● **SHORT PROBLEM**: Write out the full listing again, exactly as it stands.
══════════════════════════════
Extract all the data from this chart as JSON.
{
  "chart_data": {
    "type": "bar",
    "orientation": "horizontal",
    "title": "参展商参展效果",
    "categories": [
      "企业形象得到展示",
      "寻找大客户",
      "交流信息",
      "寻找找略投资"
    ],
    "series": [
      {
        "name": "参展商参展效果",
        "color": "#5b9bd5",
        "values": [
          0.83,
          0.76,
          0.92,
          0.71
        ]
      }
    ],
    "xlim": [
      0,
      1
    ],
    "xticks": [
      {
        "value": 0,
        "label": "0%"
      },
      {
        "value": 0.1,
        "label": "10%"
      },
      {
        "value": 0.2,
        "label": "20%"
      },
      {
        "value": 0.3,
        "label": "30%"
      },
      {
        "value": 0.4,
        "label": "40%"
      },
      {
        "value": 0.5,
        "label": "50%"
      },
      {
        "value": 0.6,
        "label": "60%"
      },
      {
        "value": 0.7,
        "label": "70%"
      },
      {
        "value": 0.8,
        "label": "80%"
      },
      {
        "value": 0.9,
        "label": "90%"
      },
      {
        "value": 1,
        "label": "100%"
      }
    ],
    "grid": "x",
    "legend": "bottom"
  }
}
══════════════════════════════
● **THE REPLY**:
Extract all the data from this chart as JSON.
{
  "chart_data": {
    "type": "bar",
    "orientation": "horizontal",
    "title": "参展商参展效果",
    "categories": [
      "企业形象得到展示",
      "寻找大客户",
      "交流信息",
      "寻找找略投资"
    ],
    "series": [
      {
        "name": "参展商参展效果",
        "color": "#5b9bd5",
        "values": [
          0.83,
          0.76,
          0.92,
          0.71
        ]
      }
    ],
    "xlim": [
      0,
      1
    ],
    "xticks": [
      {
        "value": 0,
        "label": "0%"
      },
      {
        "value": 0.1,
        "label": "10%"
      },
      {
        "value": 0.2,
        "label": "20%"
      },
      {
        "value": 0.3,
        "label": "30%"
      },
      {
        "value": 0.4,
        "label": "40%"
      },
      {
        "value": 0.5,
        "label": "50%"
      },
      {
        "value": 0.6,
        "label": "60%"
      },
      {
        "value": 0.7,
        "label": "70%"
      },
      {
        "value": 0.8,
        "label": "80%"
      },
      {
        "value": 0.9,
        "label": "90%"
      },
      {
        "value": 1,
        "label": "100%"
      }
    ],
    "grid": "x",
    "legend": "bottom"
  }
}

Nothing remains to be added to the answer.